### SOURCE EXTRACT

-- start --

Meanwhile private insurance companies are recalculating the increasing risks of too many structures in harm’s way of too many potential problems. A random house fire is a rare event that the industry can absorb. But when thousands of homes all burn in a single massive event – and when these events recur and intensify – that’s a problem that threatens the system. They’re limiting their exposure by tightening up their requirements for coverage, raising premiums, increasing deductibles, and cancelling policies.
The federal government’s flood insurance program has been insolvent and dependent on supplemental congressional funding since Hurricane Katrina in 2005. The National Flood Insurance Program was set back even further after Superstorm Sandy in 2012 and Hurricanes Harvey and Irma in 2017. Consequently congress has been attempting to change the parameters of what FEMA and NFIP will and won’t cover in what it calls Risk Rating 2.0 based on the actual risks of each property rather than theoretical and outdated generic 100 year flood maps.
The banking and real estate lobbies are pushing back hard against these changes. If you don’t have (or can’t afford) insurance you can’t get a mortgage or refinance a property. As insurance rates rise the value of property tends to decline – partly due to the increased cost of home ownership, but also because high insurance rates send a signal to would-be buyers that the property is in a high risk location. To be clear, that’s exactly what the insurance industry is meant to do – assess and price risk. What banks and real estate agents (and many local municipal authorities) want is to artificially reduce the appearance of risk and then pass the costs of damage on to someone else by way of FEMA and NFIP. In the end the fires and floods will win as everyone involved goes broke trying to defend property and infrastructure that can’t reasonably be defended.
One side effect is that properties that are inherently safer due to better quality construction and more secure locations are rising in value and/or owned by people with more personal resources. Lesser properties in harm’s way have slid down the food chain and become poorly maintained rentals. There’s no rational justification for major renovations of a modest building if the next flood will wipe it all away again. Yet these rentals are often very expensive relative to local incomes in a housing market that’s already highly constrained for other reasons.

-- end --

Please extract the part of the insurance passage between "Meanwhile private insurance" and "and cancelling policies.", inclusive. The entries have nothing to do with the insurance passage.

### RECORDS
-- start --

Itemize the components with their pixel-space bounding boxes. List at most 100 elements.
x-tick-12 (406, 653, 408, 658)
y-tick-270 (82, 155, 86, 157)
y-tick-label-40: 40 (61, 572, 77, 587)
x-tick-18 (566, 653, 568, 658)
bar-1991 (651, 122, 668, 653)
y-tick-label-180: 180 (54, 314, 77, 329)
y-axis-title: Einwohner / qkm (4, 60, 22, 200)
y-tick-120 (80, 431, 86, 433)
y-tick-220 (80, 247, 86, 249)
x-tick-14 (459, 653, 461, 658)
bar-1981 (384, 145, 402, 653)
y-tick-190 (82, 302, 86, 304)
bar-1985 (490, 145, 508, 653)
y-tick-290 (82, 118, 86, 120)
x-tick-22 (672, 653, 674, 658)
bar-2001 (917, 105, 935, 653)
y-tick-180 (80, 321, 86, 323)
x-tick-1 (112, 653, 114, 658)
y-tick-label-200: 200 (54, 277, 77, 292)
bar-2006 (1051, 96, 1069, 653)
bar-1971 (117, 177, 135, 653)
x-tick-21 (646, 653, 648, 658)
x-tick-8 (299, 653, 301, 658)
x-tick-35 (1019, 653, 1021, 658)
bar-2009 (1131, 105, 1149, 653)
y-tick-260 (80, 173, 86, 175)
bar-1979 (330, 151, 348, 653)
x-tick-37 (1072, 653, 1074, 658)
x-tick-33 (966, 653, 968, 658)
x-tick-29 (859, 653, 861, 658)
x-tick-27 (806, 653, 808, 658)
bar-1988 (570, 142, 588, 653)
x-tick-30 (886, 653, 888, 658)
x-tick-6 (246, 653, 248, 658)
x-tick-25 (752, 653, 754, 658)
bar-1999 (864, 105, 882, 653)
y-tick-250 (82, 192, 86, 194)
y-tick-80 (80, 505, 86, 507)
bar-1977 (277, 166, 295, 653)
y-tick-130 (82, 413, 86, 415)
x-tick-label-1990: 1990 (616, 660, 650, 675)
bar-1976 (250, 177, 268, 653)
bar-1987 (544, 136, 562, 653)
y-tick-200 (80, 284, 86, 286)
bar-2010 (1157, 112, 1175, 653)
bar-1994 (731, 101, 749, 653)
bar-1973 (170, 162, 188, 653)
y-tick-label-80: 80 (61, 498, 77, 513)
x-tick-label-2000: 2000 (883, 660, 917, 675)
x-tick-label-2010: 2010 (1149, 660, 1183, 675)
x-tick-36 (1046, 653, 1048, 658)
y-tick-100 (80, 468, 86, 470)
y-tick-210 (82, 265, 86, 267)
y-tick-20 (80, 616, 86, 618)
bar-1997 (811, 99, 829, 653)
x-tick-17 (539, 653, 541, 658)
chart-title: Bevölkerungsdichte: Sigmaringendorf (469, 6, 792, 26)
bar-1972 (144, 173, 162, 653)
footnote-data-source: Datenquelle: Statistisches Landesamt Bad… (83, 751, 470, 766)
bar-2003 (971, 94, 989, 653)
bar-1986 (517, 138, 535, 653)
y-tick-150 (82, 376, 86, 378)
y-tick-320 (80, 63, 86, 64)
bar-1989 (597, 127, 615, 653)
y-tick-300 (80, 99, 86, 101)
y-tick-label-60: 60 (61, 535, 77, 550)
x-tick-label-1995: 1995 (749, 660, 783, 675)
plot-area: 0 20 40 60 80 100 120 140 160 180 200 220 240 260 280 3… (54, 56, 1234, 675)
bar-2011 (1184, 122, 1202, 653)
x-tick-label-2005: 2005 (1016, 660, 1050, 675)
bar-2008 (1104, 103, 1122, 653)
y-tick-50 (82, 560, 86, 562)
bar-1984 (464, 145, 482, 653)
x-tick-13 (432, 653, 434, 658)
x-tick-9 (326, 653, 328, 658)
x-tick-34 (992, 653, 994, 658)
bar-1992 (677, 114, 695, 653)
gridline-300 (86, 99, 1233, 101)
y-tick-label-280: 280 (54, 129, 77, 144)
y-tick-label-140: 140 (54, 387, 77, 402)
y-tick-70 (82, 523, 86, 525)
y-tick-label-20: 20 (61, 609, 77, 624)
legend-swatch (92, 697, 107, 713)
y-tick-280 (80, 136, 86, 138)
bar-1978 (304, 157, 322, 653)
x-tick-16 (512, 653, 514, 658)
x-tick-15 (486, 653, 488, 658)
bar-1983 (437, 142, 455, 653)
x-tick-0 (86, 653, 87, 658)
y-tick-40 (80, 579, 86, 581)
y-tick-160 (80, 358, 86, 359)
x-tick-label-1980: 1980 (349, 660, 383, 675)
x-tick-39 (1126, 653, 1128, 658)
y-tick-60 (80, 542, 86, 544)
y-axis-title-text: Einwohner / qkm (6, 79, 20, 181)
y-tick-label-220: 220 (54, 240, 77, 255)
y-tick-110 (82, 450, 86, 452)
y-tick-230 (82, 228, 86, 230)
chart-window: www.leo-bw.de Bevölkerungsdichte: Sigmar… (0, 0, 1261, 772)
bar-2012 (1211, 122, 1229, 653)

-- end --

### SOLUTION FOR THIS PROBLEM
Meanwhile private insurance companies are recalculating the increasing risks of too many structures in harm’s way of too many potential problems. A random house fire is a rare event that the industry can absorb. But when thousands of homes all burn in a single massive event – and when these events recur and intensify – that’s a problem that threatens the system. They’re limiting their exposure by tightening up their requirements for coverage, raising premiums, increasing deductibles, and cancelling policies.